- [EXERCISE DIRECTIONS]: Please update the rows below by changing every "Differential input sensitivity" to "Differential input threshold" and leaving everything else as it is.

- [Saved data entries]:
-- Begin --

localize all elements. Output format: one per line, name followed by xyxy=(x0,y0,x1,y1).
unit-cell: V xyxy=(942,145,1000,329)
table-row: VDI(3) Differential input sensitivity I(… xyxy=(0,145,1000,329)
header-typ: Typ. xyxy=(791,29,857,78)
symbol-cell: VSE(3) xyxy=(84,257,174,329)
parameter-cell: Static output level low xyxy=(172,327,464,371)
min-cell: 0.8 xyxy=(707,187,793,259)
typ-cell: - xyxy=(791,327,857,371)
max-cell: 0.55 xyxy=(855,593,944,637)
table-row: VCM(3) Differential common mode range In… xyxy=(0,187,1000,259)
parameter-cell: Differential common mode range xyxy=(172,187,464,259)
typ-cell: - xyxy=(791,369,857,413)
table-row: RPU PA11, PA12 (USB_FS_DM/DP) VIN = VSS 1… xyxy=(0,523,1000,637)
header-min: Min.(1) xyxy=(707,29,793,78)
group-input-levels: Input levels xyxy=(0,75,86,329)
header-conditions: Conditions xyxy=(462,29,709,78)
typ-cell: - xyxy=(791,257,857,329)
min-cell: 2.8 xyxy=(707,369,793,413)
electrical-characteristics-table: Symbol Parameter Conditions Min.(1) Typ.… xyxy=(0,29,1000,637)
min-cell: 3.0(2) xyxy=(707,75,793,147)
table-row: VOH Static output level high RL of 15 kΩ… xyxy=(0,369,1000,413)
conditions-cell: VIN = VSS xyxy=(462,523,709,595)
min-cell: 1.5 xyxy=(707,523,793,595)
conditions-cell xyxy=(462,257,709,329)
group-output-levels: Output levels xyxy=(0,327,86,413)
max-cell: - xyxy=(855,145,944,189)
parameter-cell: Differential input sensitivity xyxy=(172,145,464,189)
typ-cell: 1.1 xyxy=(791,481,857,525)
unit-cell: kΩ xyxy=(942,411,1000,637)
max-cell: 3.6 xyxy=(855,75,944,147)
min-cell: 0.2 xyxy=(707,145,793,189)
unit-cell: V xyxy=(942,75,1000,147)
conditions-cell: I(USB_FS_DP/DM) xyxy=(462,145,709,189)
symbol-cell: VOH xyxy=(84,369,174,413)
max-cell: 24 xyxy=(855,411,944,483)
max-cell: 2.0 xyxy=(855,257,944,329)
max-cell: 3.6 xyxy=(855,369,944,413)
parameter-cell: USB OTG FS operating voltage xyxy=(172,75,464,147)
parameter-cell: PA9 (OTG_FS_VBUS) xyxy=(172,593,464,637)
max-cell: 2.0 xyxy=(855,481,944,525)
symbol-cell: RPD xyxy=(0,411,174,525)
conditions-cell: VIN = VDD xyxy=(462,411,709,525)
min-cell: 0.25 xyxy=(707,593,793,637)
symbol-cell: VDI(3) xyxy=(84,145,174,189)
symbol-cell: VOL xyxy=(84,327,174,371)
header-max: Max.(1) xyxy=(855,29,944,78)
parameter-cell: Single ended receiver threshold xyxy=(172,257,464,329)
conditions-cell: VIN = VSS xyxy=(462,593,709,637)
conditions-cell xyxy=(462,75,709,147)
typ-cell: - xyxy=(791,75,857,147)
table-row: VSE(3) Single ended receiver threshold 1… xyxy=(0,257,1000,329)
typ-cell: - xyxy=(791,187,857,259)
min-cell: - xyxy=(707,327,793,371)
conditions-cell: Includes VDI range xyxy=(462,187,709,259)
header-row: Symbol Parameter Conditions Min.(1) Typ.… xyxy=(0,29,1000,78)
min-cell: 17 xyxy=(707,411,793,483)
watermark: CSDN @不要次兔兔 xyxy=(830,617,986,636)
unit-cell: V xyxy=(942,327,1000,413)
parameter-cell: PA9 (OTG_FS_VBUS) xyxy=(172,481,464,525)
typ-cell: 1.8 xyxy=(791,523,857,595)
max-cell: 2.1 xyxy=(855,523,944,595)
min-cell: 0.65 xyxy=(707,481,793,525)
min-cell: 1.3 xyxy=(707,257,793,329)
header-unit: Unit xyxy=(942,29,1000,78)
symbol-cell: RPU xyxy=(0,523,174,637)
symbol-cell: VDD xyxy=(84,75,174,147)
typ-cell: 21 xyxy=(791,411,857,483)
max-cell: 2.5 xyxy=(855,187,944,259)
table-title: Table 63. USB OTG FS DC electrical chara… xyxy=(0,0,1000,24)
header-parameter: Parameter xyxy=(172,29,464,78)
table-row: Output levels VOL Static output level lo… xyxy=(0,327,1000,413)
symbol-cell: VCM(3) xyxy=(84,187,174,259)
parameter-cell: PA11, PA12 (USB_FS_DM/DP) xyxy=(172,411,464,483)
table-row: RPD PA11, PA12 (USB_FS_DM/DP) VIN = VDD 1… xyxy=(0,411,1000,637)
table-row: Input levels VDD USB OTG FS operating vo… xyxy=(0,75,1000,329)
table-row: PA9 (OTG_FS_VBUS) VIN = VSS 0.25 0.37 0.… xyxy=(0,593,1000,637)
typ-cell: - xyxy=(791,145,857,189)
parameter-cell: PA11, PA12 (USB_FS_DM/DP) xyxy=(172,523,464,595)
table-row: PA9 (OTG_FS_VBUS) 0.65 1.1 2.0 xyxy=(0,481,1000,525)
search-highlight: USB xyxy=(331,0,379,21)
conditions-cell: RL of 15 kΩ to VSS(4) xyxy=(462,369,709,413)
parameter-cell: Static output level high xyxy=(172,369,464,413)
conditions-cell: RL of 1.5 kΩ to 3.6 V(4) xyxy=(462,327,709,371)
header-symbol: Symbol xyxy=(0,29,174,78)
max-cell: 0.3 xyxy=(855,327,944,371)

-- End --

- [RIGHT ANSWER]:
localize all elements. Output format: one per line, name followed by xyxy=(x0,y0,x1,y1).
unit-cell: V xyxy=(942,145,1000,329)
table-row: VDI(3) Differential input threshold I(… xyxy=(0,145,1000,329)
header-typ: Typ. xyxy=(791,29,857,78)
symbol-cell: VSE(3) xyxy=(84,257,174,329)
parameter-cell: Static output level low xyxy=(172,327,464,371)
min-cell: 0.8 xyxy=(707,187,793,259)
typ-cell: - xyxy=(791,327,857,371)
max-cell: 0.55 xyxy=(855,593,944,637)
table-row: VCM(3) Differential common mode range In… xyxy=(0,187,1000,259)
parameter-cell: Differential common mode range xyxy=(172,187,464,259)
typ-cell: - xyxy=(791,369,857,413)
table-row: RPU PA11, PA12 (USB_FS_DM/DP) VIN = VSS 1… xyxy=(0,523,1000,637)
header-min: Min.(1) xyxy=(707,29,793,78)
group-input-levels: Input levels xyxy=(0,75,86,329)
header-conditions: Conditions xyxy=(462,29,709,78)
typ-cell: - xyxy=(791,257,857,329)
min-cell: 2.8 xyxy=(707,369,793,413)
electrical-characteristics-table: Symbol Parameter Conditions Min.(1) Typ.… xyxy=(0,29,1000,637)
min-cell: 3.0(2) xyxy=(707,75,793,147)
table-row: VOH Static output level high RL of 15 kΩ… xyxy=(0,369,1000,413)
conditions-cell: VIN = VSS xyxy=(462,523,709,595)
min-cell: 1.5 xyxy=(707,523,793,595)
conditions-cell xyxy=(462,257,709,329)
group-output-levels: Output levels xyxy=(0,327,86,413)
max-cell: - xyxy=(855,145,944,189)
parameter-cell: Differential input threshold xyxy=(172,145,464,189)
typ-cell: 1.1 xyxy=(791,481,857,525)
unit-cell: kΩ xyxy=(942,411,1000,637)
max-cell: 3.6 xyxy=(855,75,944,147)
min-cell: 0.2 xyxy=(707,145,793,189)
unit-cell: V xyxy=(942,75,1000,147)
conditions-cell: I(USB_FS_DP/DM) xyxy=(462,145,709,189)
symbol-cell: VOH xyxy=(84,369,174,413)
max-cell: 24 xyxy=(855,411,944,483)
max-cell: 2.0 xyxy=(855,257,944,329)
max-cell: 3.6 xyxy=(855,369,944,413)
parameter-cell: USB OTG FS operating voltage xyxy=(172,75,464,147)
parameter-cell: PA9 (OTG_FS_VBUS) xyxy=(172,593,464,637)
max-cell: 2.0 xyxy=(855,481,944,525)
symbol-cell: RPD xyxy=(0,411,174,525)
conditions-cell: VIN = VDD xyxy=(462,411,709,525)
min-cell: 0.25 xyxy=(707,593,793,637)
symbol-cell: VDI(3) xyxy=(84,145,174,189)
symbol-cell: VOL xyxy=(84,327,174,371)
header-max: Max.(1) xyxy=(855,29,944,78)
parameter-cell: Single ended receiver threshold xyxy=(172,257,464,329)
conditions-cell: VIN = VSS xyxy=(462,593,709,637)
conditions-cell xyxy=(462,75,709,147)
typ-cell: - xyxy=(791,75,857,147)
table-row: VSE(3) Single ended receiver threshold 1… xyxy=(0,257,1000,329)
typ-cell: - xyxy=(791,187,857,259)
min-cell: - xyxy=(707,327,793,371)
conditions-cell: Includes VDI range xyxy=(462,187,709,259)
header-row: Symbol Parameter Conditions Min.(1) Typ.… xyxy=(0,29,1000,78)
min-cell: 17 xyxy=(707,411,793,483)
watermark: CSDN @不要次兔兔 xyxy=(830,617,986,636)
unit-cell: V xyxy=(942,327,1000,413)
parameter-cell: PA9 (OTG_FS_VBUS) xyxy=(172,481,464,525)
typ-cell: 1.8 xyxy=(791,523,857,595)
max-cell: 2.1 xyxy=(855,523,944,595)
min-cell: 0.65 xyxy=(707,481,793,525)
min-cell: 1.3 xyxy=(707,257,793,329)
header-unit: Unit xyxy=(942,29,1000,78)
symbol-cell: RPU xyxy=(0,523,174,637)
symbol-cell: VDD xyxy=(84,75,174,147)
typ-cell: 21 xyxy=(791,411,857,483)
max-cell: 2.5 xyxy=(855,187,944,259)
table-title: Table 63. USB OTG FS DC electrical chara… xyxy=(0,0,1000,24)
header-parameter: Parameter xyxy=(172,29,464,78)
table-row: Output levels VOL Static output level lo… xyxy=(0,327,1000,413)
symbol-cell: VCM(3) xyxy=(84,187,174,259)
parameter-cell: PA11, PA12 (USB_FS_DM/DP) xyxy=(172,411,464,483)
table-row: RPD PA11, PA12 (USB_FS_DM/DP) VIN = VDD 1… xyxy=(0,411,1000,637)
table-row: Input levels VDD USB OTG FS operating vo… xyxy=(0,75,1000,329)
table-row: PA9 (OTG_FS_VBUS) VIN = VSS 0.25 0.37 0.… xyxy=(0,593,1000,637)
typ-cell: - xyxy=(791,145,857,189)
parameter-cell: PA11, PA12 (USB_FS_DM/DP) xyxy=(172,523,464,595)
table-row: PA9 (OTG_FS_VBUS) 0.65 1.1 2.0 xyxy=(0,481,1000,525)
search-highlight: USB xyxy=(331,0,379,21)
conditions-cell: RL of 15 kΩ to VSS(4) xyxy=(462,369,709,413)
parameter-cell: Static output level high xyxy=(172,369,464,413)
conditions-cell: RL of 1.5 kΩ to 3.6 V(4) xyxy=(462,327,709,371)
header-symbol: Symbol xyxy=(0,29,174,78)
max-cell: 0.3 xyxy=(855,327,944,371)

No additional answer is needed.